§ **TASK DESCRIPTION**
Write out the material again word for word, dropping any images it holds.

[Data listing]
═══
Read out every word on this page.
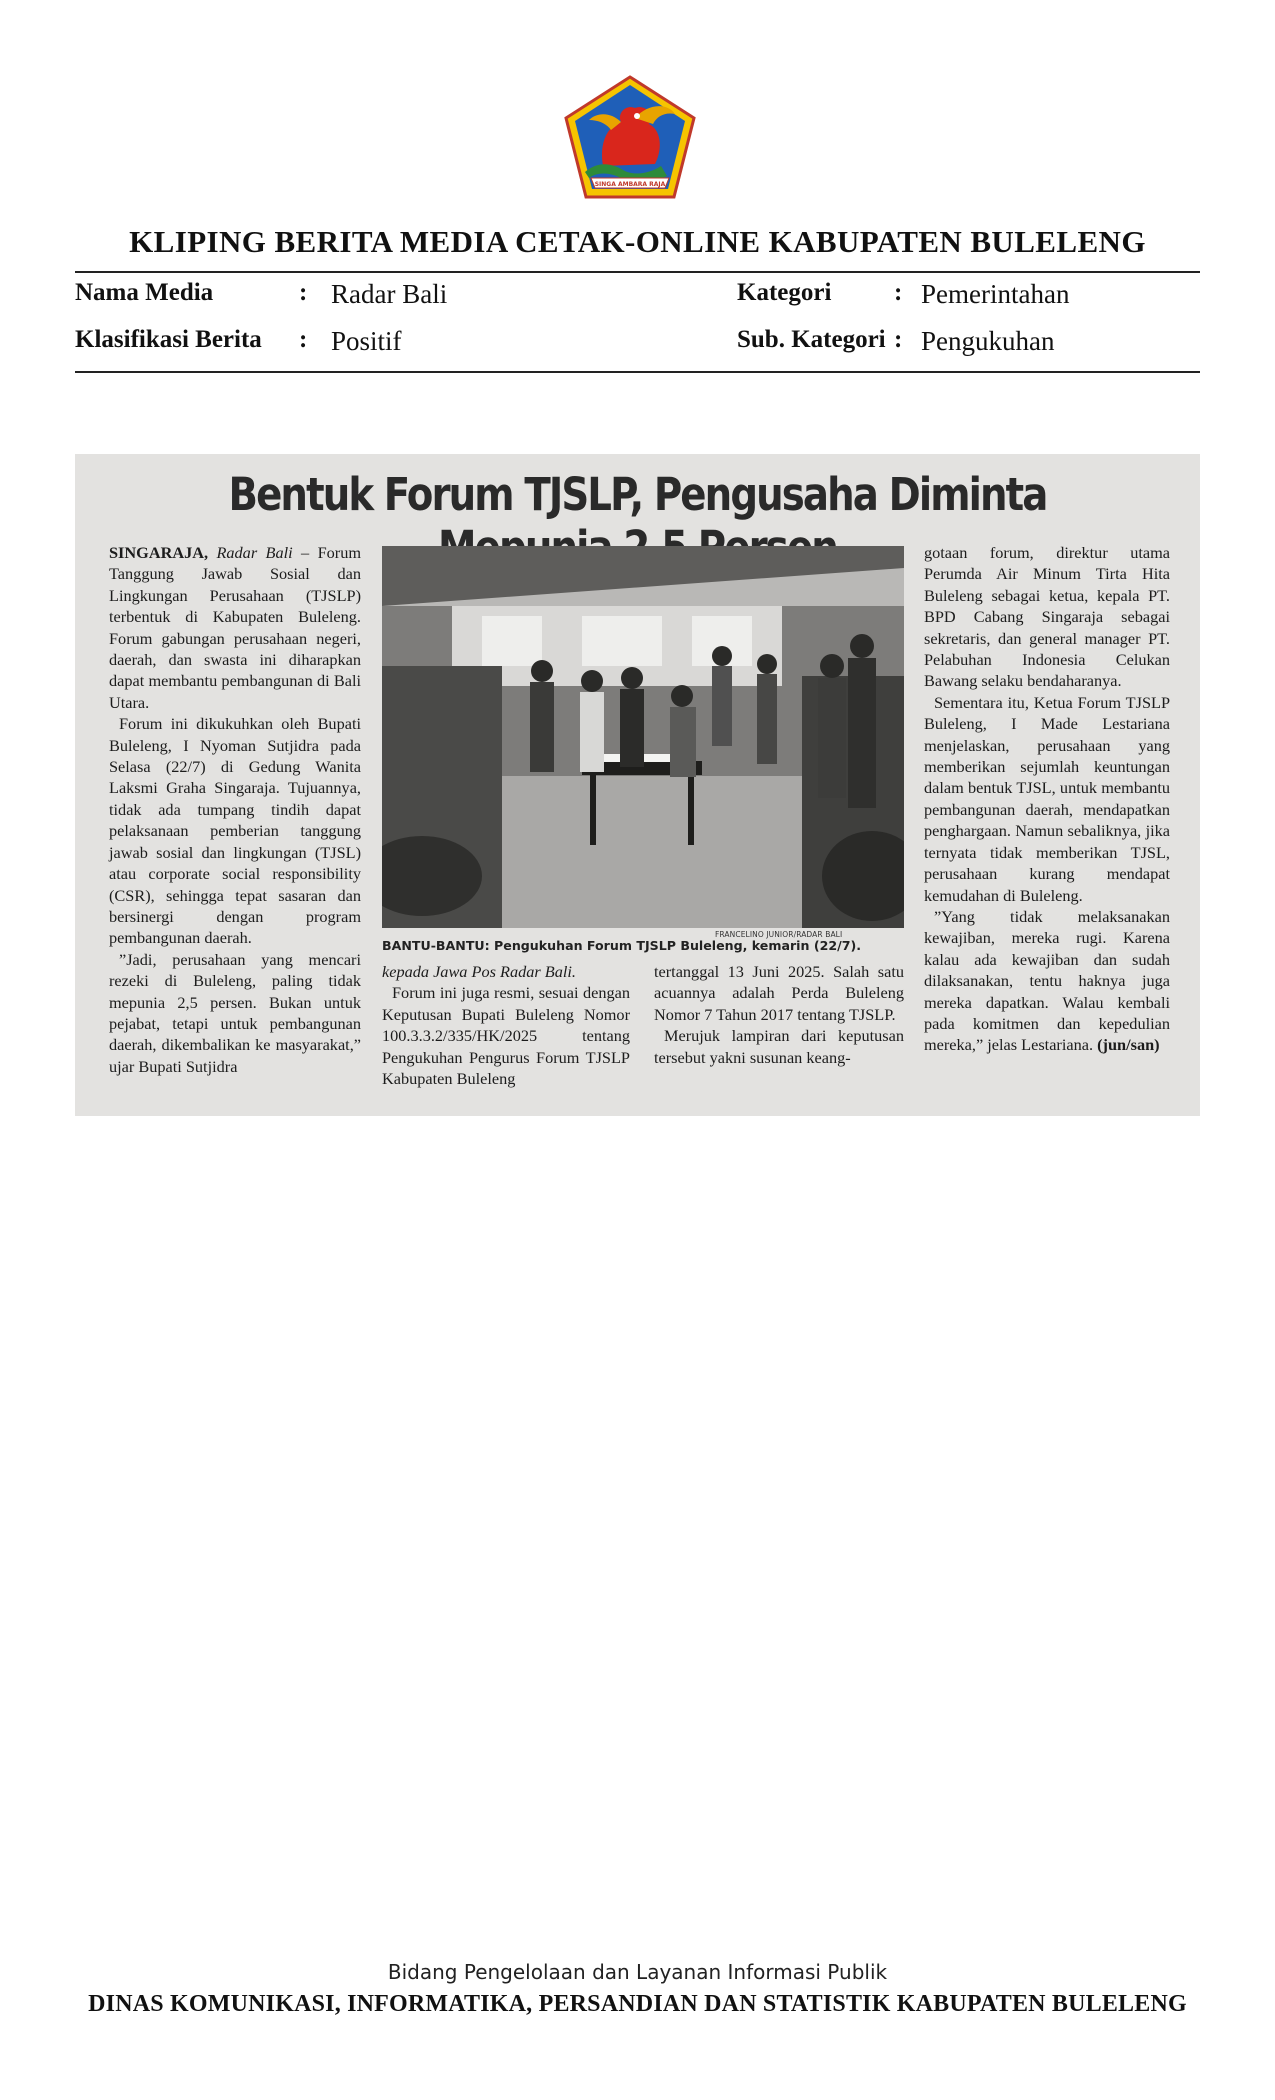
SINGA AMBARA RAJA
KLIPING BERITA MEDIA CETAK-ONLINE KABUPATEN BULELENG
Nama Media	: Radar Bali	Kategori	: Pemerintahan
Klasifikasi Berita : Positif	Sub. Kategori : Pengukuhan
Bentuk Forum TJSLP, Pengusaha Diminta

SINGARAJA, Radar Bali – Forum Tanggung Jawab Sosial dan Lingkungan Perusahaan (TJSLP) terbentuk di Kabupaten Buleleng. Forum gabungan perusahaan negeri, daerah, dan swasta ini diharapkan dapat membantu pembangunan di Bali Utara.

Forum ini dikukuhkan oleh Bupati Buleleng, I Nyoman Sutjidra pada Selasa (22/7) di Gedung Wanita Laksmi Graha Singaraja. Tujuannya, tidak ada tumpang tindih dapat pelaksanaan pemberian tanggung jawab sosial dan lingkungan (TJSL) atau corporate social responsibility (CSR), sehingga tepat sasaran dan bersinergi dengan program pembangunan daerah.

”Jadi, perusahaan yang mencari rezeki di Buleleng, paling tidak mepunia 2,5 persen. Bukan untuk pejabat, tetapi untuk pembangunan daerah, dikembalikan ke masyarakat,” ujar Bupati Sutjidra

FRANCELINO JUNIOR/RADAR BALI
BANTU-BANTU: Pengukuhan Forum TJSLP Buleleng, kemarin (22/7).

kepada Jawa Pos Radar Bali.

Forum ini juga resmi, sesuai dengan Keputusan Bupati Buleleng Nomor 100.3.3.2/335/HK/2025 tentang Pengukuhan Pengurus Forum TJSLP Kabupaten Buleleng

tertanggal 13 Juni 2025. Salah satu acuannya adalah Perda Buleleng Nomor 7 Tahun 2017 tentang TJSLP.

Merujuk lampiran dari keputusan tersebut yakni susunan keang-

gotaan forum, direktur utama Perumda Air Minum Tirta Hita Buleleng sebagai ketua, kepala PT. BPD Cabang Singaraja sebagai sekretaris, dan general manager PT. Pelabuhan Indonesia Celukan Bawang selaku bendaharanya.

Sementara itu, Ketua Forum TJSLP Buleleng, I Made Lestariana menjelaskan, perusahaan yang memberikan sejumlah keuntungan dalam bentuk TJSL, untuk membantu pembangunan daerah, mendapatkan penghargaan. Namun sebaliknya, jika ternyata tidak memberikan TJSL, perusahaan kurang mendapat kemudahan di Buleleng.

”Yang tidak melaksanakan kewajiban, mereka rugi. Karena kalau ada kewajiban dan sudah dilaksanakan, tentu haknya juga mereka dapatkan. Walau kembali pada komitmen dan kepedulian mereka,” jelas Lestariana. (jun/san)

Bidang Pengelolaan dan Layanan Informasi Publik
DINAS KOMUNIKASI, INFORMATIKA, PERSANDIAN DAN STATISTIK KABUPATEN BULELENG
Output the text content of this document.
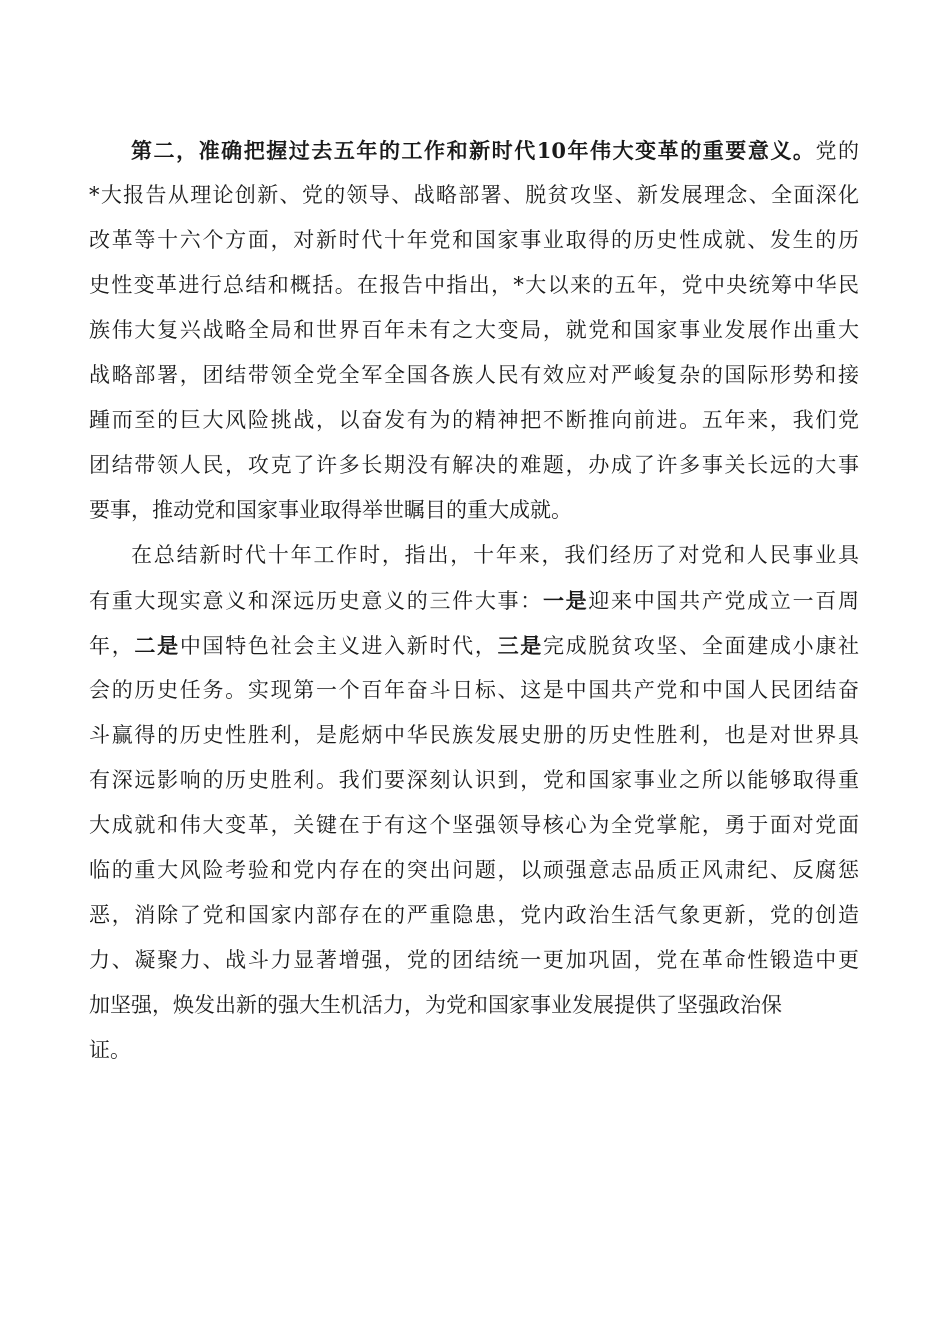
第二，准确把握过去五年的工作和新时代10年伟大变革的重要意义。党的
*大报告从理论创新、党的领导、战略部署、脱贫攻坚、新发展理念、全面深化
改革等十六个方面，对新时代十年党和国家事业取得的历史性成就、发生的历
史性变革进行总结和概括。在报告中指出，*大以来的五年，党中央统筹中华民
族伟大复兴战略全局和世界百年未有之大变局，就党和国家事业发展作出重大
战略部署，团结带领全党全军全国各族人民有效应对严峻复杂的国际形势和接
踵而至的巨大风险挑战，以奋发有为的精神把不断推向前进。五年来，我们党
团结带领人民，攻克了许多长期没有解决的难题，办成了许多事关长远的大事
要事，推动党和国家事业取得举世瞩目的重大成就。
在总结新时代十年工作时，指出，十年来，我们经历了对党和人民事业具
有重大现实意义和深远历史意义的三件大事：一是迎来中国共产党成立一百周
年，二是中国特色社会主义进入新时代，三是完成脱贫攻坚、全面建成小康社
会的历史任务。实现第一个百年奋斗日标、这是中国共产党和中国人民团结奋
斗赢得的历史性胜利，是彪炳中华民族发展史册的历史性胜利，也是对世界具
有深远影响的历史胜利。我们要深刻认识到，党和国家事业之所以能够取得重
大成就和伟大变革，关键在于有这个坚强领导核心为全党掌舵，勇于面对党面
临的重大风险考验和党内存在的突出问题，以顽强意志品质正风肃纪、反腐惩
恶，消除了党和国家内部存在的严重隐患，党内政治生活气象更新，党的创造
力、凝聚力、战斗力显著增强，党的团结统一更加巩固，党在革命性锻造中更
加坚强，焕发出新的强大生机活力，为党和国家事业发展提供了坚强政治保
证。
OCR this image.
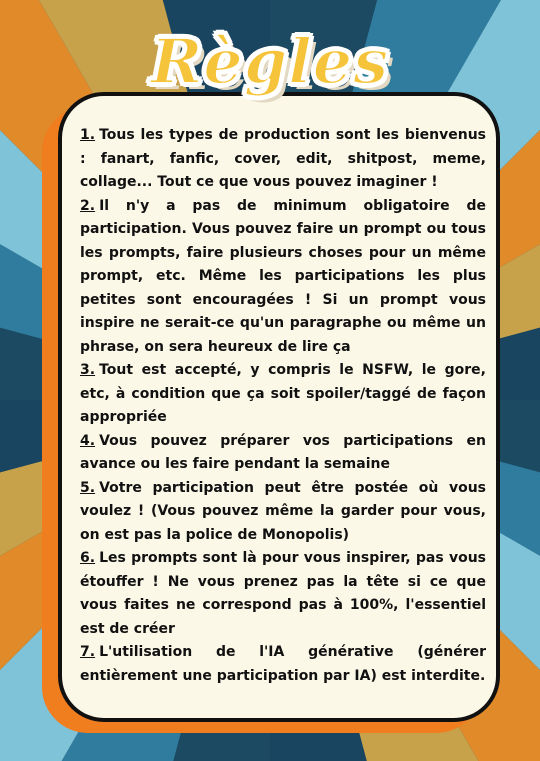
Règles

1. Tous les types de production sont les bienvenus : fanart, fanfic, cover, edit, shitpost, meme, collage... Tout ce que vous pouvez imaginer !

2. Il n'y a pas de minimum obligatoire de participation. Vous pouvez faire un prompt ou tous les prompts, faire plusieurs choses pour un même prompt, etc. Même les participations les plus petites sont encouragées ! Si un prompt vous inspire ne serait-ce qu'un paragraphe ou même un phrase, on sera heureux de lire ça

3. Tout est accepté, y compris le NSFW, le gore, etc, à condition que ça soit spoiler/taggé de façon appropriée

4. Vous pouvez préparer vos participations en avance ou les faire pendant la semaine

5. Votre participation peut être postée où vous voulez ! (Vous pouvez même la garder pour vous, on est pas la police de Monopolis)

6. Les prompts sont là pour vous inspirer, pas vous étouffer ! Ne vous prenez pas la tête si ce que vous faites ne correspond pas à 100%, l'essentiel est de créer

7. L'utilisation de l'IA générative (générer entièrement une participation par IA) est interdite.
═══
§ **ANSWER IN FULL**
Read out every word on this page.
SINGA AMBARA RAJA
KLIPING BERITA MEDIA CETAK-ONLINE KABUPATEN BULELENG
Nama Media	: Radar Bali	Kategori	: Pemerintahan
Klasifikasi Berita : Positif	Sub. Kategori : Pengukuhan
Bentuk Forum TJSLP, Pengusaha Diminta

SINGARAJA, Radar Bali – Forum Tanggung Jawab Sosial dan Lingkungan Perusahaan (TJSLP) terbentuk di Kabupaten Buleleng. Forum gabungan perusahaan negeri, daerah, dan swasta ini diharapkan dapat membantu pembangunan di Bali Utara.

Forum ini dikukuhkan oleh Bupati Buleleng, I Nyoman Sutjidra pada Selasa (22/7) di Gedung Wanita Laksmi Graha Singaraja. Tujuannya, tidak ada tumpang tindih dapat pelaksanaan pemberian tanggung jawab sosial dan lingkungan (TJSL) atau corporate social responsibility (CSR), sehingga tepat sasaran dan bersinergi dengan program pembangunan daerah.

”Jadi, perusahaan yang mencari rezeki di Buleleng, paling tidak mepunia 2,5 persen. Bukan untuk pejabat, tetapi untuk pembangunan daerah, dikembalikan ke masyarakat,” ujar Bupati Sutjidra

FRANCELINO JUNIOR/RADAR BALI
BANTU-BANTU: Pengukuhan Forum TJSLP Buleleng, kemarin (22/7).

kepada Jawa Pos Radar Bali.

Forum ini juga resmi, sesuai dengan Keputusan Bupati Buleleng Nomor 100.3.3.2/335/HK/2025 tentang Pengukuhan Pengurus Forum TJSLP Kabupaten Buleleng

tertanggal 13 Juni 2025. Salah satu acuannya adalah Perda Buleleng Nomor 7 Tahun 2017 tentang TJSLP.

Merujuk lampiran dari keputusan tersebut yakni susunan keang-

gotaan forum, direktur utama Perumda Air Minum Tirta Hita Buleleng sebagai ketua, kepala PT. BPD Cabang Singaraja sebagai sekretaris, dan general manager PT. Pelabuhan Indonesia Celukan Bawang selaku bendaharanya.

Sementara itu, Ketua Forum TJSLP Buleleng, I Made Lestariana menjelaskan, perusahaan yang memberikan sejumlah keuntungan dalam bentuk TJSL, untuk membantu pembangunan daerah, mendapatkan penghargaan. Namun sebaliknya, jika ternyata tidak memberikan TJSL, perusahaan kurang mendapat kemudahan di Buleleng.

”Yang tidak melaksanakan kewajiban, mereka rugi. Karena kalau ada kewajiban dan sudah dilaksanakan, tentu haknya juga mereka dapatkan. Walau kembali pada komitmen dan kepedulian mereka,” jelas Lestariana. (jun/san)

Bidang Pengelolaan dan Layanan Informasi Publik
DINAS KOMUNIKASI, INFORMATIKA, PERSANDIAN DAN STATISTIK KABUPATEN BULELENG
Output the text content of this document.
第二，准确把握过去五年的工作和新时代10年伟大变革的重要意义。党的
*大报告从理论创新、党的领导、战略部署、脱贫攻坚、新发展理念、全面深化
改革等十六个方面，对新时代十年党和国家事业取得的历史性成就、发生的历
史性变革进行总结和概括。在报告中指出，*大以来的五年，党中央统筹中华民
族伟大复兴战略全局和世界百年未有之大变局，就党和国家事业发展作出重大
战略部署，团结带领全党全军全国各族人民有效应对严峻复杂的国际形势和接
踵而至的巨大风险挑战，以奋发有为的精神把不断推向前进。五年来，我们党
团结带领人民，攻克了许多长期没有解决的难题，办成了许多事关长远的大事
要事，推动党和国家事业取得举世瞩目的重大成就。
在总结新时代十年工作时，指出，十年来，我们经历了对党和人民事业具
有重大现实意义和深远历史意义的三件大事：一是迎来中国共产党成立一百周
年，二是中国特色社会主义进入新时代，三是完成脱贫攻坚、全面建成小康社
会的历史任务。实现第一个百年奋斗日标、这是中国共产党和中国人民团结奋
斗赢得的历史性胜利，是彪炳中华民族发展史册的历史性胜利，也是对世界具
有深远影响的历史胜利。我们要深刻认识到，党和国家事业之所以能够取得重
大成就和伟大变革，关键在于有这个坚强领导核心为全党掌舵，勇于面对党面
临的重大风险考验和党内存在的突出问题，以顽强意志品质正风肃纪、反腐惩
恶，消除了党和国家内部存在的严重隐患，党内政治生活气象更新，党的创造
力、凝聚力、战斗力显著增强，党的团结统一更加巩固，党在革命性锻造中更
加坚强，焕发出新的强大生机活力，为党和国家事业发展提供了坚强政治保
证。
OCR this image.
Règles

1. Tous les types de production sont les bienvenus : fanart, fanfic, cover, edit, shitpost, meme, collage... Tout ce que vous pouvez imaginer !

2. Il n'y a pas de minimum obligatoire de participation. Vous pouvez faire un prompt ou tous les prompts, faire plusieurs choses pour un même prompt, etc. Même les participations les plus petites sont encouragées ! Si un prompt vous inspire ne serait-ce qu'un paragraphe ou même un phrase, on sera heureux de lire ça

3. Tout est accepté, y compris le NSFW, le gore, etc, à condition que ça soit spoiler/taggé de façon appropriée

4. Vous pouvez préparer vos participations en avance ou les faire pendant la semaine

5. Votre participation peut être postée où vous voulez ! (Vous pouvez même la garder pour vous, on est pas la police de Monopolis)

6. Les prompts sont là pour vous inspirer, pas vous étouffer ! Ne vous prenez pas la tête si ce que vous faites ne correspond pas à 100%, l'essentiel est de créer

7. L'utilisation de l'IA générative (générer entièrement une participation par IA) est interdite.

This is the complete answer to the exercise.